Locate and copy each line in the data that contains the word "path".

Stored data
* * * * *
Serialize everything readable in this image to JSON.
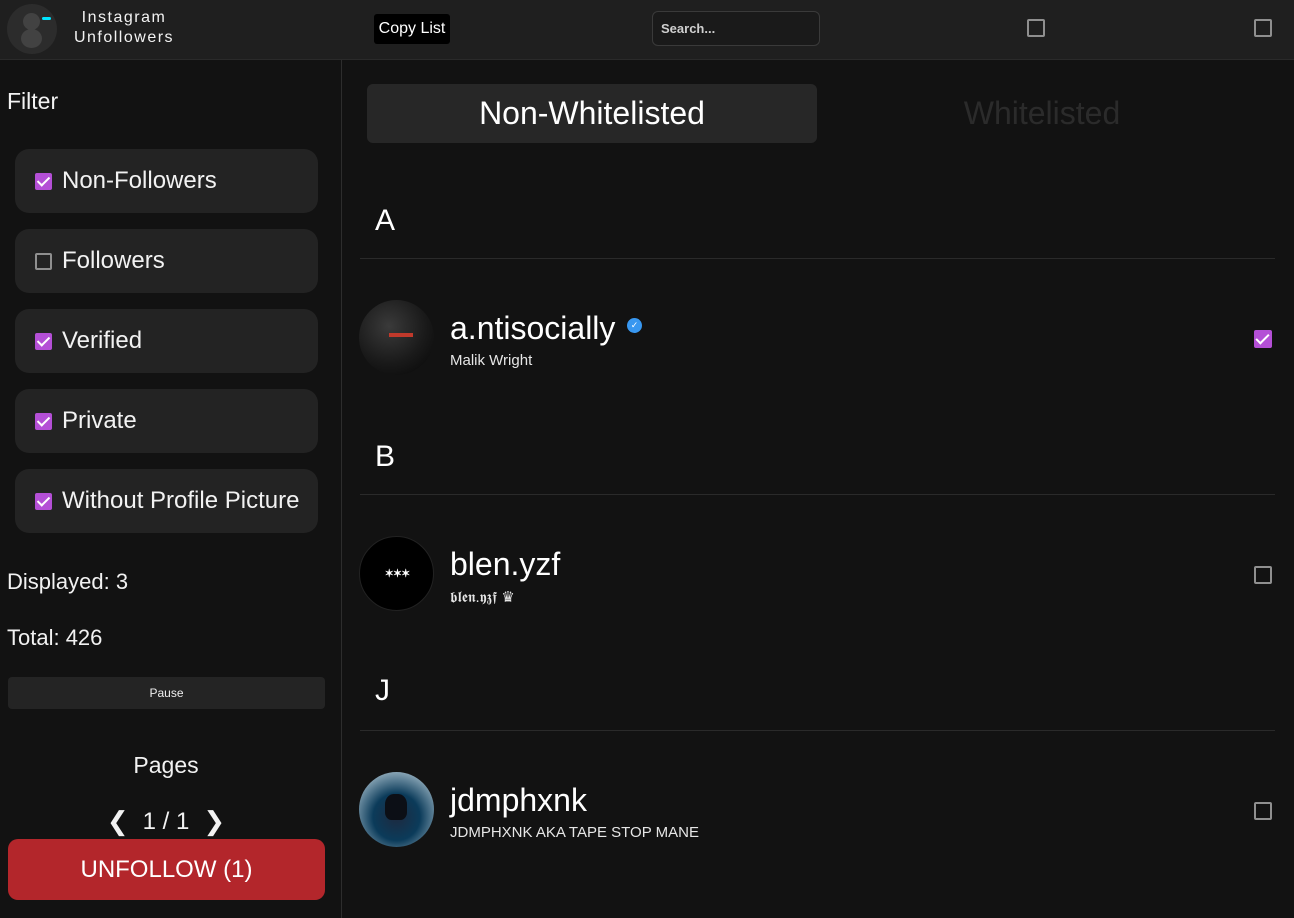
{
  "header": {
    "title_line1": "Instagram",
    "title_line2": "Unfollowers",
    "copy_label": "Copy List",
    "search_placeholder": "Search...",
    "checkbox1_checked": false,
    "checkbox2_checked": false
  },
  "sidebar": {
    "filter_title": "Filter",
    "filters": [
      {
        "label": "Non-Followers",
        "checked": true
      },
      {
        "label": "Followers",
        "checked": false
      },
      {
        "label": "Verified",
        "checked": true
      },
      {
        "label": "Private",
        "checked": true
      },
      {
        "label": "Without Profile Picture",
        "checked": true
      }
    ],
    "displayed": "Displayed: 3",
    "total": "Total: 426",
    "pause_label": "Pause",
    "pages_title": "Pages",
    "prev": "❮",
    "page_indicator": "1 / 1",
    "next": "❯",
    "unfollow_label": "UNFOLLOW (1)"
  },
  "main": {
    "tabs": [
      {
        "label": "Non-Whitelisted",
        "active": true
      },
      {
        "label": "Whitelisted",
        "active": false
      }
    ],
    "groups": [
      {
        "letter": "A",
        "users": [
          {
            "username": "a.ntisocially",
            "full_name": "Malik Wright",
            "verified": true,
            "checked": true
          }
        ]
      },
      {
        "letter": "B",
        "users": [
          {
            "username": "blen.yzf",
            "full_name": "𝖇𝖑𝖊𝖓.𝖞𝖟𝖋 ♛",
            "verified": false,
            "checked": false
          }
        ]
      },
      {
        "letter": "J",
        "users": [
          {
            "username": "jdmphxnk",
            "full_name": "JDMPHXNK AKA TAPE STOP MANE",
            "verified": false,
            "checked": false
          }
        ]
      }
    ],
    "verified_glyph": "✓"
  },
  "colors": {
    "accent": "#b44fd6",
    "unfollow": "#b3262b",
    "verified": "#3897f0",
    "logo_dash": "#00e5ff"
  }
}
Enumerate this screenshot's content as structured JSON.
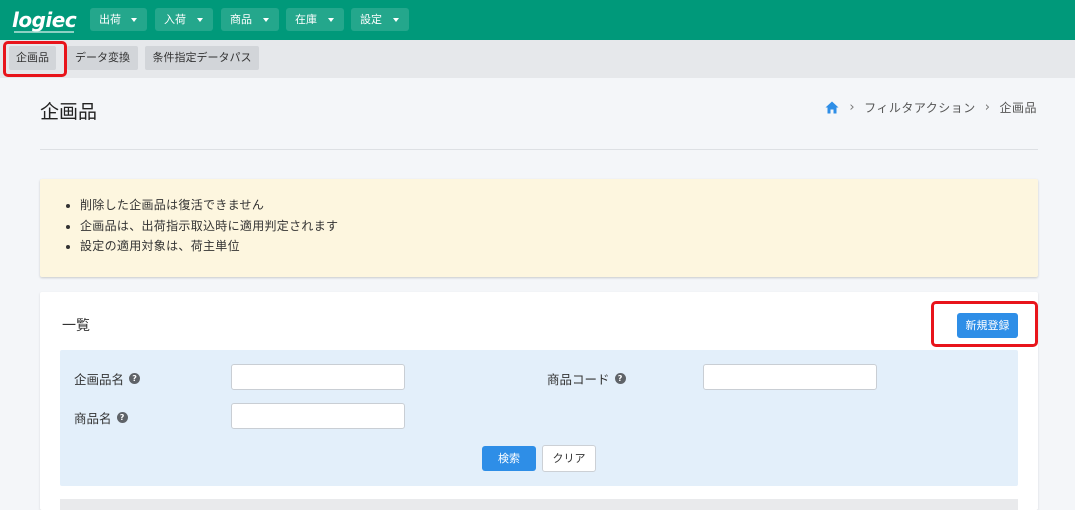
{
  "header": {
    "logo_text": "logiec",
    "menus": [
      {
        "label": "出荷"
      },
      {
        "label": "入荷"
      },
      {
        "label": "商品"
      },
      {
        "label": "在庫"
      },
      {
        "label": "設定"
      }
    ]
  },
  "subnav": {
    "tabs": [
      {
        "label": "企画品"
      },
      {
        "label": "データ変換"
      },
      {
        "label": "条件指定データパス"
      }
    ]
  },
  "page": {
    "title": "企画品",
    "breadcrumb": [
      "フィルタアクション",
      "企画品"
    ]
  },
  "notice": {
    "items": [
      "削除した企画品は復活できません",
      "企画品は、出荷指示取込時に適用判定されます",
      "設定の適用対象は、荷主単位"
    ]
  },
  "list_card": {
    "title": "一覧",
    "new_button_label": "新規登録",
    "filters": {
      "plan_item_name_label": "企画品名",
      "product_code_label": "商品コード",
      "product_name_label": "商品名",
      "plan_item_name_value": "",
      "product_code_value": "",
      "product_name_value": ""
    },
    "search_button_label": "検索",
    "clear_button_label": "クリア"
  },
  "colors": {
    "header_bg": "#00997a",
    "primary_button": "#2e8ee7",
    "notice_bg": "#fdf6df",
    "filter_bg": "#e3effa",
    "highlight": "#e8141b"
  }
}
* * * * *
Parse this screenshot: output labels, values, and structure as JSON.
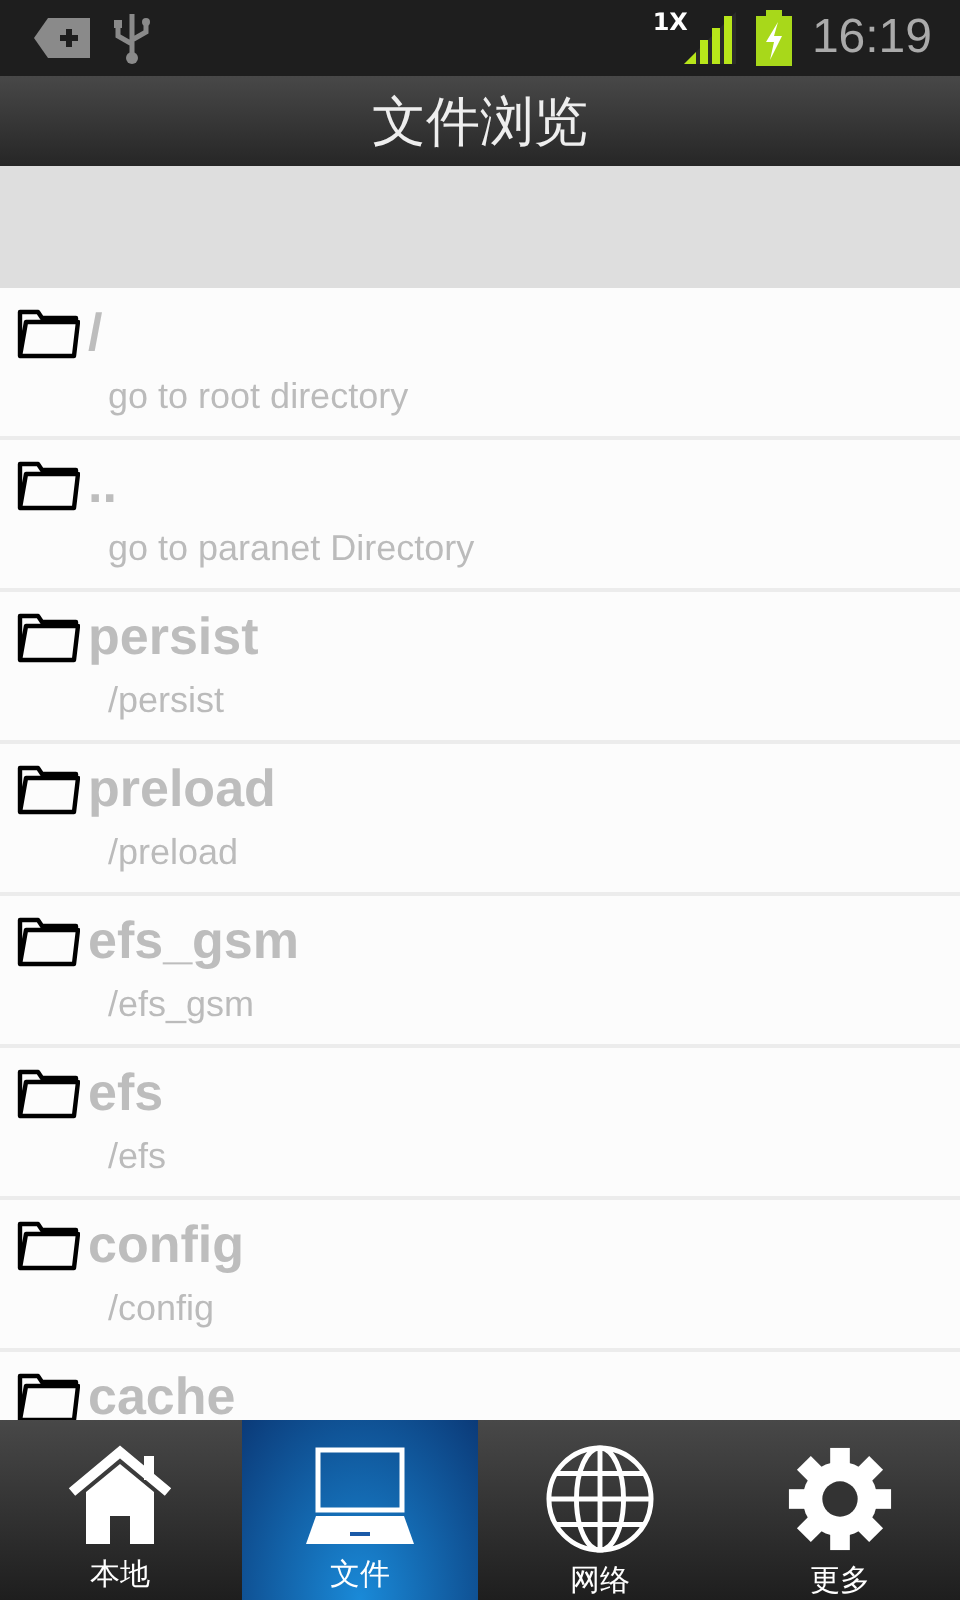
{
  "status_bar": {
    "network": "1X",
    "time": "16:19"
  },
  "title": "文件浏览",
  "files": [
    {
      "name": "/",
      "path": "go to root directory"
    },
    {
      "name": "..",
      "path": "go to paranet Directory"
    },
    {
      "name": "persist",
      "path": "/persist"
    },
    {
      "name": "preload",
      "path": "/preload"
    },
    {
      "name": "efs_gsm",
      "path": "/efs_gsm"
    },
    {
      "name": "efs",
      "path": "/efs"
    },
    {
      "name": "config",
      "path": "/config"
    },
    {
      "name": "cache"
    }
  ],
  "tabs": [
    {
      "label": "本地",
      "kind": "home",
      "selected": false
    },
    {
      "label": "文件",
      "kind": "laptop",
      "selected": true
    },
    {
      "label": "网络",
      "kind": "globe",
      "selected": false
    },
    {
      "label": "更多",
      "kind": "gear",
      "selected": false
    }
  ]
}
* * * * *
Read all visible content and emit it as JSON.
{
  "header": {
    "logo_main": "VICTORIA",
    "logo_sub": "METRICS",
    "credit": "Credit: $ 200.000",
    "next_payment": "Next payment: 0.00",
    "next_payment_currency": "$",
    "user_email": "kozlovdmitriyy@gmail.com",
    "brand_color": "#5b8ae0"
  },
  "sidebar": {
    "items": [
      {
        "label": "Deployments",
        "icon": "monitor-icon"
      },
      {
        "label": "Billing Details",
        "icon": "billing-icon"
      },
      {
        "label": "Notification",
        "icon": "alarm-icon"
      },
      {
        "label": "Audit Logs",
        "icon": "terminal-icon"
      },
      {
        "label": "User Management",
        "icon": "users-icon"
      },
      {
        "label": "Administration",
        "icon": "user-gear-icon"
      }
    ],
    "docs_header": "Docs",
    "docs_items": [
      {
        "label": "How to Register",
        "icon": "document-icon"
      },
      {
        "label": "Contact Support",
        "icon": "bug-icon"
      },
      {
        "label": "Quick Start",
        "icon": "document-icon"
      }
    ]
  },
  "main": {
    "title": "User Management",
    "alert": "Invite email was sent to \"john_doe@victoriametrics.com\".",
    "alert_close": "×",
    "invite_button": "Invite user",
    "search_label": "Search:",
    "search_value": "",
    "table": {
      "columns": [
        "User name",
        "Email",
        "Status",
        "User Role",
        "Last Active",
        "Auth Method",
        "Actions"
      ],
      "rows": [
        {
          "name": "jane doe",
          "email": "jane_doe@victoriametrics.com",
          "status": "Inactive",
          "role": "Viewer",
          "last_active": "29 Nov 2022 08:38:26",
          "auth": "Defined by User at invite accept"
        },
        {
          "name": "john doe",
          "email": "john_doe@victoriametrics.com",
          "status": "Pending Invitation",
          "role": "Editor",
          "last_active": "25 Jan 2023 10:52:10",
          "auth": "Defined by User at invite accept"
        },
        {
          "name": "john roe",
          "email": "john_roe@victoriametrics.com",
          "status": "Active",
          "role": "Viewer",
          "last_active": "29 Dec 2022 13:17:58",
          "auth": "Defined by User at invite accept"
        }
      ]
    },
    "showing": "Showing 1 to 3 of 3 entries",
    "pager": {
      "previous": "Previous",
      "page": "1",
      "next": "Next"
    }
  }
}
* * * * *
REPLY TO THE EXERCISE:
      "path": "go to root directory"
      "path": "go to paranet Directory"
      "path": "/persist"
      "path": "/preload"
      "path": "/efs_gsm"
      "path": "/efs"
      "path": "/config"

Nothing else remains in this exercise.